══ Information given

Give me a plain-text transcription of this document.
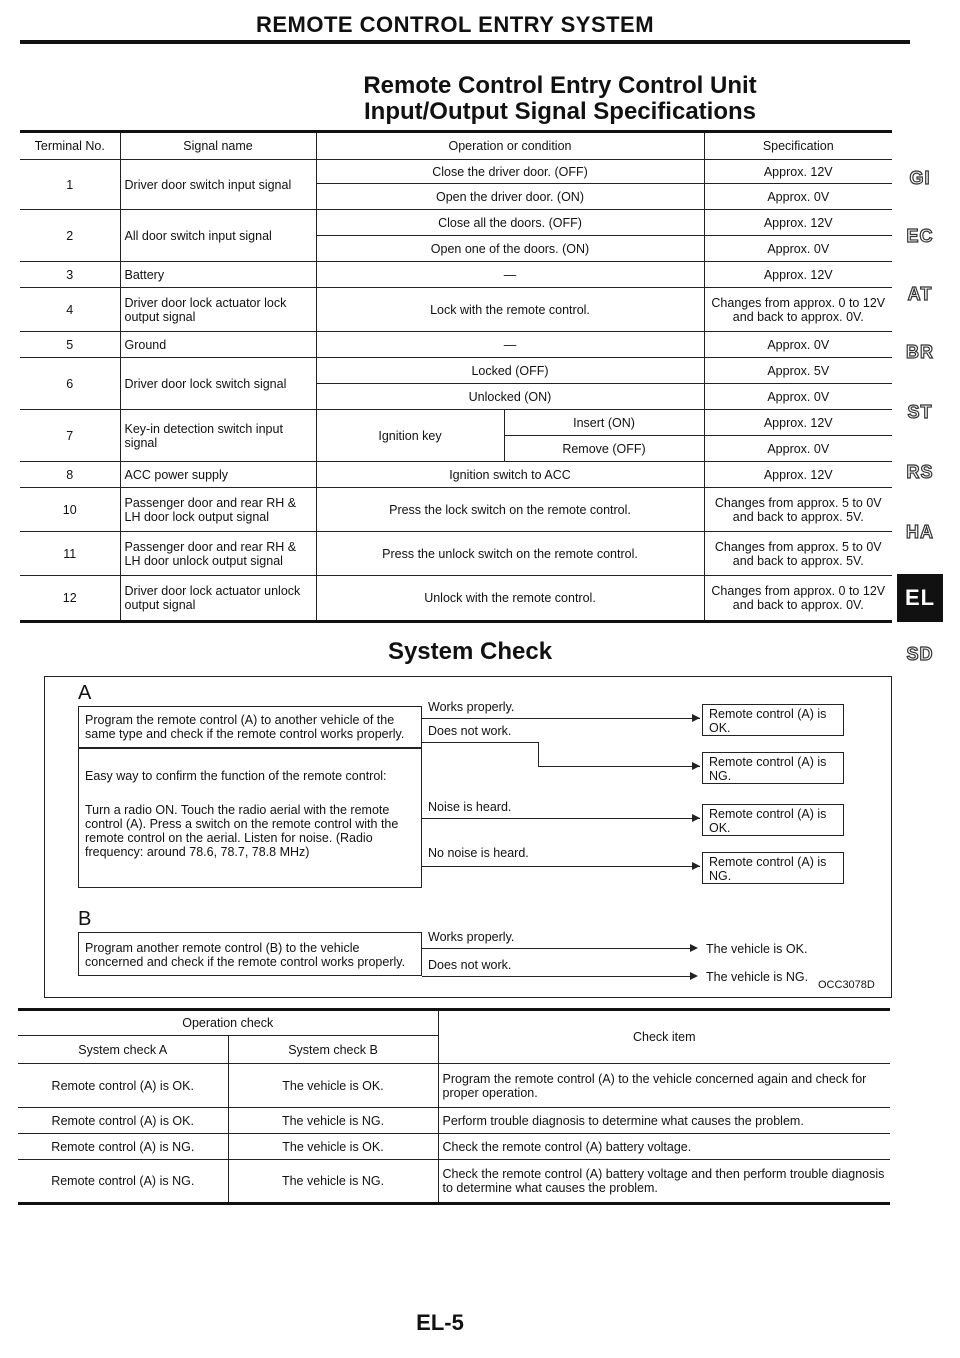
REMOTE CONTROL ENTRY SYSTEM
Remote Control Entry Control Unit
Input/Output Signal Specifications
Terminal No.	Signal name	Operation or condition		Specification
1	Driver door switch input signal	Close the driver door. (OFF)		Approx. 12V
		Open the driver door. (ON)		Approx. 0V
2	All door switch input signal	Close all the doors. (OFF)		Approx. 12V
		Open one of the doors. (ON)		Approx. 0V
3	Battery	—		Approx. 12V
4	Driver door lock actuator lock output signal	Lock with the remote control.		Changes from approx. 0 to 12V and back to approx. 0V.
5	Ground	—		Approx. 0V
6	Driver door lock switch signal	Locked (OFF)		Approx. 5V
		Unlocked (ON)		Approx. 0V
7	Key-in detection switch input signal	Ignition key	Insert (ON)	Approx. 12V
			Remove (OFF)	Approx. 0V
8	ACC power supply	Ignition switch to ACC		Approx. 12V
10	Passenger door and rear RH & LH door lock output signal	Press the lock switch on the remote control.		Changes from approx. 5 to 0V and back to approx. 5V.
11	Passenger door and rear RH & LH door unlock output signal	Press the unlock switch on the remote control.		Changes from approx. 5 to 0V and back to approx. 5V.
12	Driver door lock actuator unlock output signal	Unlock with the remote control.		Changes from approx. 0 to 12V and back to approx. 0V.
GI
EC
AT
BR
ST
RS
HA
EL
SD
System Check
A
Program the remote control (A) to another vehicle of the same type and check if the remote control works properly.
Easy way to confirm the function of the remote control:
Turn a radio ON. Touch the radio aerial with the remote control (A). Press a switch on the remote control with the remote control on the aerial. Listen for noise. (Radio frequency: around 78.6, 78.7, 78.8 MHz)
Works properly.
Does not work.
Noise is heard.
No noise is heard.
Remote control (A) is OK.
Remote control (A) is NG.
Remote control (A) is OK.
Remote control (A) is NG.
B
Program another remote control (B) to the vehicle concerned and check if the remote control works properly.
Works properly.
The vehicle is OK.
Does not work.
The vehicle is NG.
OCC3078D
Operation check		Check item
System check A	System check B	
Remote control (A) is OK.	The vehicle is OK.	Program the remote control (A) to the vehicle concerned again and check for proper operation.
Remote control (A) is OK.	The vehicle is NG.	Perform trouble diagnosis to determine what causes the problem.
Remote control (A) is NG.	The vehicle is OK.	Check the remote control (A) battery voltage.
Remote control (A) is NG.	The vehicle is NG.	Check the remote control (A) battery voltage and then perform trouble diagnosis to determine what causes the problem.
EL-5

════

◆ Exercise details ◆
Omit the pictures. Transcribe every record exactly.

◆ Correct output ◆
Give me a plain-text transcription of this document.
REMOTE CONTROL ENTRY SYSTEM
Remote Control Entry Control Unit
Input/Output Signal Specifications
Terminal No.	Signal name	Operation or condition		Specification
1	Driver door switch input signal	Close the driver door. (OFF)		Approx. 12V
		Open the driver door. (ON)		Approx. 0V
2	All door switch input signal	Close all the doors. (OFF)		Approx. 12V
		Open one of the doors. (ON)		Approx. 0V
3	Battery	—		Approx. 12V
4	Driver door lock actuator lock output signal	Lock with the remote control.		Changes from approx. 0 to 12V and back to approx. 0V.
5	Ground	—		Approx. 0V
6	Driver door lock switch signal	Locked (OFF)		Approx. 5V
		Unlocked (ON)		Approx. 0V
7	Key-in detection switch input signal	Ignition key	Insert (ON)	Approx. 12V
			Remove (OFF)	Approx. 0V
8	ACC power supply	Ignition switch to ACC		Approx. 12V
10	Passenger door and rear RH & LH door lock output signal	Press the lock switch on the remote control.		Changes from approx. 5 to 0V and back to approx. 5V.
11	Passenger door and rear RH & LH door unlock output signal	Press the unlock switch on the remote control.		Changes from approx. 5 to 0V and back to approx. 5V.
12	Driver door lock actuator unlock output signal	Unlock with the remote control.		Changes from approx. 0 to 12V and back to approx. 0V.
GI
EC
AT
BR
ST
RS
HA
EL
SD
System Check
A
Program the remote control (A) to another vehicle of the same type and check if the remote control works properly.
Easy way to confirm the function of the remote control:
Turn a radio ON. Touch the radio aerial with the remote control (A). Press a switch on the remote control with the remote control on the aerial. Listen for noise. (Radio frequency: around 78.6, 78.7, 78.8 MHz)
Works properly.
Does not work.
Noise is heard.
No noise is heard.
Remote control (A) is OK.
Remote control (A) is NG.
Remote control (A) is OK.
Remote control (A) is NG.
B
Program another remote control (B) to the vehicle concerned and check if the remote control works properly.
Works properly.
The vehicle is OK.
Does not work.
The vehicle is NG.
OCC3078D
Operation check		Check item
System check A	System check B	
Remote control (A) is OK.	The vehicle is OK.	Program the remote control (A) to the vehicle concerned again and check for proper operation.
Remote control (A) is OK.	The vehicle is NG.	Perform trouble diagnosis to determine what causes the problem.
Remote control (A) is NG.	The vehicle is OK.	Check the remote control (A) battery voltage.
Remote control (A) is NG.	The vehicle is NG.	Check the remote control (A) battery voltage and then perform trouble diagnosis to determine what causes the problem.
EL-5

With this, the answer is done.